__Dataset excerpts__

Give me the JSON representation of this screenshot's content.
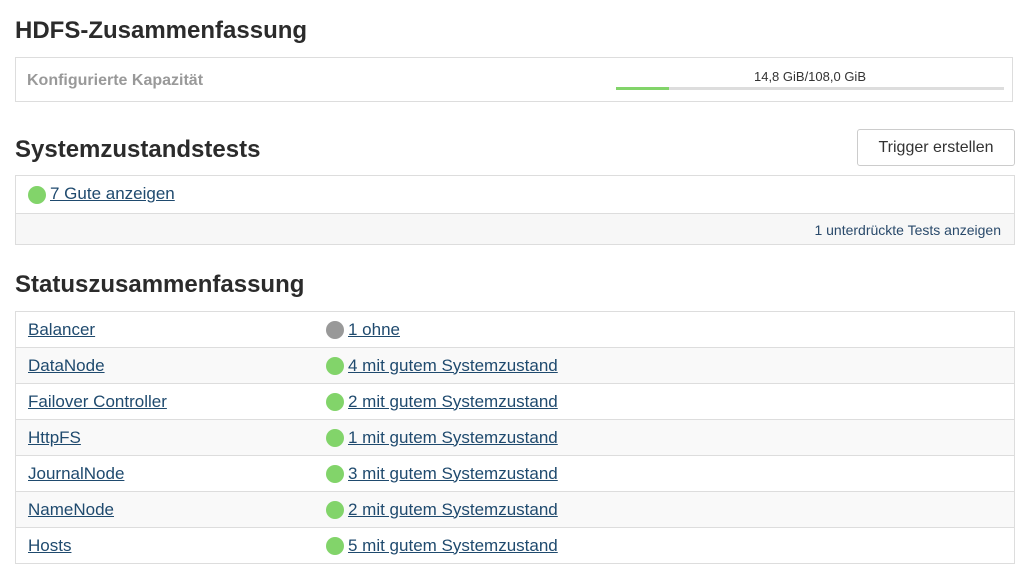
{
  "hdfs_summary": {
    "title": "HDFS-Zusammenfassung",
    "capacity_label": "Konfigurierte Kapazität",
    "capacity_value": "14,8 GiB/108,0 GiB",
    "capacity_fraction": 0.137
  },
  "health_tests": {
    "title": "Systemzustandstests",
    "trigger_button": "Trigger erstellen",
    "good_link": "7 Gute anzeigen",
    "good_status_color": "#82d46a",
    "suppressed_link": "1 unterdrückte Tests anzeigen"
  },
  "status_summary": {
    "title": "Statuszusammenfassung",
    "rows": [
      {
        "name": "Balancer",
        "state": "1 ohne",
        "status": "none"
      },
      {
        "name": "DataNode",
        "state": "4 mit gutem Systemzustand",
        "status": "good"
      },
      {
        "name": "Failover Controller",
        "state": "2 mit gutem Systemzustand",
        "status": "good"
      },
      {
        "name": "HttpFS",
        "state": "1 mit gutem Systemzustand",
        "status": "good"
      },
      {
        "name": "JournalNode",
        "state": "3 mit gutem Systemzustand",
        "status": "good"
      },
      {
        "name": "NameNode",
        "state": "2 mit gutem Systemzustand",
        "status": "good"
      },
      {
        "name": "Hosts",
        "state": "5 mit gutem Systemzustand",
        "status": "good"
      }
    ]
  },
  "colors": {
    "good": "#82d46a",
    "none": "#999999",
    "link": "#1f4a6e"
  }
}
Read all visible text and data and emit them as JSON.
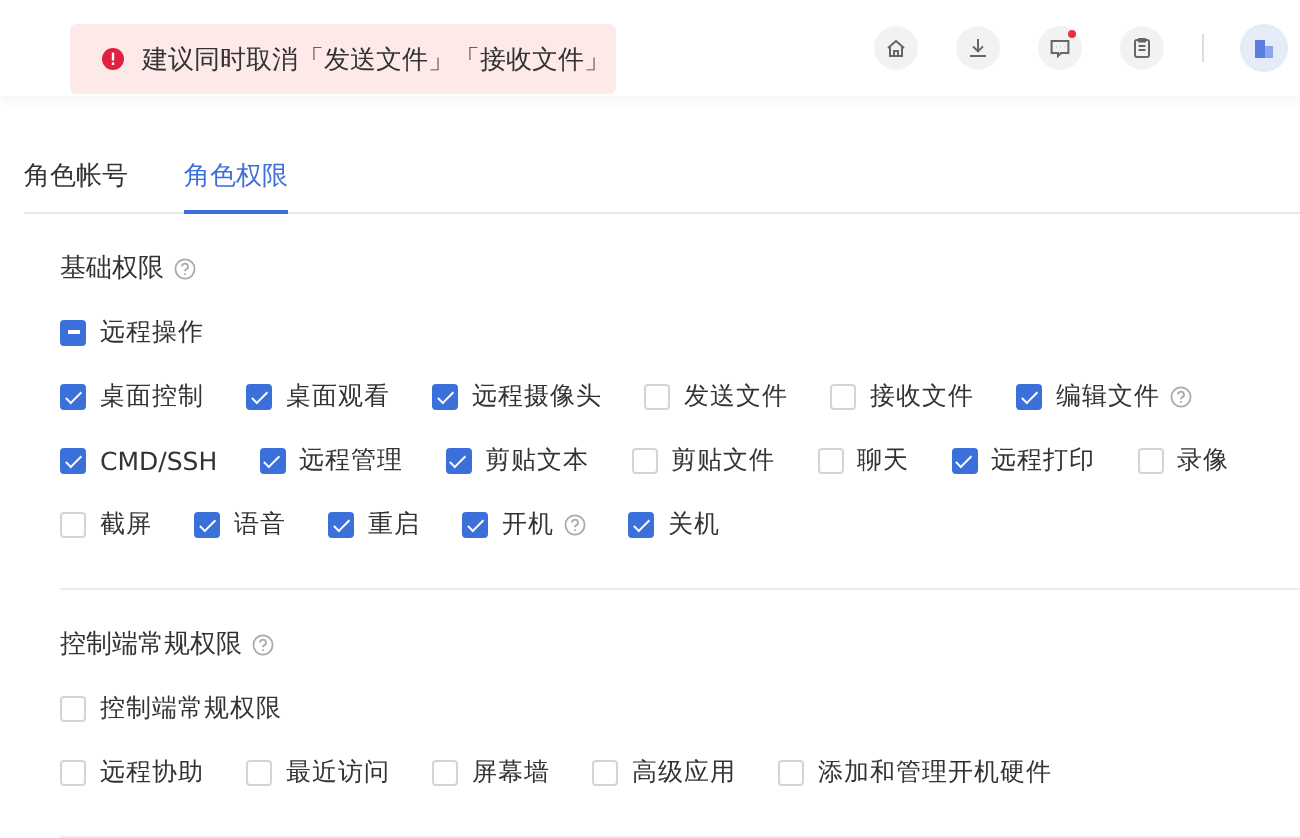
{
  "toast": {
    "text": "建议同时取消「发送文件」「接收文件」"
  },
  "tabs": [
    {
      "label": "角色帐号",
      "selected": false
    },
    {
      "label": "角色权限",
      "selected": true
    }
  ],
  "sections": [
    {
      "title": "基础权限",
      "help": true,
      "master": {
        "label": "远程操作",
        "indeterminate": true
      },
      "lines": [
        [
          {
            "label": "桌面控制",
            "checked": true,
            "help": false
          },
          {
            "label": "桌面观看",
            "checked": true,
            "help": false
          },
          {
            "label": "远程摄像头",
            "checked": true,
            "help": false
          },
          {
            "label": "发送文件",
            "checked": false,
            "help": false
          },
          {
            "label": "接收文件",
            "checked": false,
            "help": false
          },
          {
            "label": "编辑文件",
            "checked": true,
            "help": true
          }
        ],
        [
          {
            "label": "CMD/SSH",
            "checked": true,
            "help": false
          },
          {
            "label": "远程管理",
            "checked": true,
            "help": false
          },
          {
            "label": "剪贴文本",
            "checked": true,
            "help": false
          },
          {
            "label": "剪贴文件",
            "checked": false,
            "help": false
          },
          {
            "label": "聊天",
            "checked": false,
            "help": false
          },
          {
            "label": "远程打印",
            "checked": true,
            "help": false
          },
          {
            "label": "录像",
            "checked": false,
            "help": false
          }
        ],
        [
          {
            "label": "截屏",
            "checked": false,
            "help": false
          },
          {
            "label": "语音",
            "checked": true,
            "help": false
          },
          {
            "label": "重启",
            "checked": true,
            "help": false
          },
          {
            "label": "开机",
            "checked": true,
            "help": true
          },
          {
            "label": "关机",
            "checked": true,
            "help": false
          }
        ]
      ]
    },
    {
      "title": "控制端常规权限",
      "help": true,
      "master": {
        "label": "控制端常规权限",
        "checked": false,
        "indeterminate": false
      },
      "lines": [
        [
          {
            "label": "远程协助",
            "checked": false,
            "help": false
          },
          {
            "label": "最近访问",
            "checked": false,
            "help": false
          },
          {
            "label": "屏幕墙",
            "checked": false,
            "help": false
          },
          {
            "label": "高级应用",
            "checked": false,
            "help": false
          },
          {
            "label": "添加和管理开机硬件",
            "checked": false,
            "help": false
          }
        ]
      ]
    }
  ]
}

__Exercise aim__
Exclude all images and restate the records above word for word.

__Exercise response__
Give me the JSON representation of this screenshot's content.
{
  "hdfs_summary": {
    "title": "HDFS-Zusammenfassung",
    "capacity_label": "Konfigurierte Kapazität",
    "capacity_value": "14,8 GiB/108,0 GiB",
    "capacity_fraction": 0.137
  },
  "health_tests": {
    "title": "Systemzustandstests",
    "trigger_button": "Trigger erstellen",
    "good_link": "7 Gute anzeigen",
    "good_status_color": "#82d46a",
    "suppressed_link": "1 unterdrückte Tests anzeigen"
  },
  "status_summary": {
    "title": "Statuszusammenfassung",
    "rows": [
      {
        "name": "Balancer",
        "state": "1 ohne",
        "status": "none"
      },
      {
        "name": "DataNode",
        "state": "4 mit gutem Systemzustand",
        "status": "good"
      },
      {
        "name": "Failover Controller",
        "state": "2 mit gutem Systemzustand",
        "status": "good"
      },
      {
        "name": "HttpFS",
        "state": "1 mit gutem Systemzustand",
        "status": "good"
      },
      {
        "name": "JournalNode",
        "state": "3 mit gutem Systemzustand",
        "status": "good"
      },
      {
        "name": "NameNode",
        "state": "2 mit gutem Systemzustand",
        "status": "good"
      },
      {
        "name": "Hosts",
        "state": "5 mit gutem Systemzustand",
        "status": "good"
      }
    ]
  },
  "colors": {
    "good": "#82d46a",
    "none": "#999999",
    "link": "#1f4a6e"
  }
}
Read all visible text and data and emit them as JSON.
{
  "toast": {
    "text": "建议同时取消「发送文件」「接收文件」"
  },
  "tabs": [
    {
      "label": "角色帐号",
      "selected": false
    },
    {
      "label": "角色权限",
      "selected": true
    }
  ],
  "sections": [
    {
      "title": "基础权限",
      "help": true,
      "master": {
        "label": "远程操作",
        "indeterminate": true
      },
      "lines": [
        [
          {
            "label": "桌面控制",
            "checked": true,
            "help": false
          },
          {
            "label": "桌面观看",
            "checked": true,
            "help": false
          },
          {
            "label": "远程摄像头",
            "checked": true,
            "help": false
          },
          {
            "label": "发送文件",
            "checked": false,
            "help": false
          },
          {
            "label": "接收文件",
            "checked": false,
            "help": false
          },
          {
            "label": "编辑文件",
            "checked": true,
            "help": true
          }
        ],
        [
          {
            "label": "CMD/SSH",
            "checked": true,
            "help": false
          },
          {
            "label": "远程管理",
            "checked": true,
            "help": false
          },
          {
            "label": "剪贴文本",
            "checked": true,
            "help": false
          },
          {
            "label": "剪贴文件",
            "checked": false,
            "help": false
          },
          {
            "label": "聊天",
            "checked": false,
            "help": false
          },
          {
            "label": "远程打印",
            "checked": true,
            "help": false
          },
          {
            "label": "录像",
            "checked": false,
            "help": false
          }
        ],
        [
          {
            "label": "截屏",
            "checked": false,
            "help": false
          },
          {
            "label": "语音",
            "checked": true,
            "help": false
          },
          {
            "label": "重启",
            "checked": true,
            "help": false
          },
          {
            "label": "开机",
            "checked": true,
            "help": true
          },
          {
            "label": "关机",
            "checked": true,
            "help": false
          }
        ]
      ]
    },
    {
      "title": "控制端常规权限",
      "help": true,
      "master": {
        "label": "控制端常规权限",
        "checked": false,
        "indeterminate": false
      },
      "lines": [
        [
          {
            "label": "远程协助",
            "checked": false,
            "help": false
          },
          {
            "label": "最近访问",
            "checked": false,
            "help": false
          },
          {
            "label": "屏幕墙",
            "checked": false,
            "help": false
          },
          {
            "label": "高级应用",
            "checked": false,
            "help": false
          },
          {
            "label": "添加和管理开机硬件",
            "checked": false,
            "help": false
          }
        ]
      ]
    }
  ]
}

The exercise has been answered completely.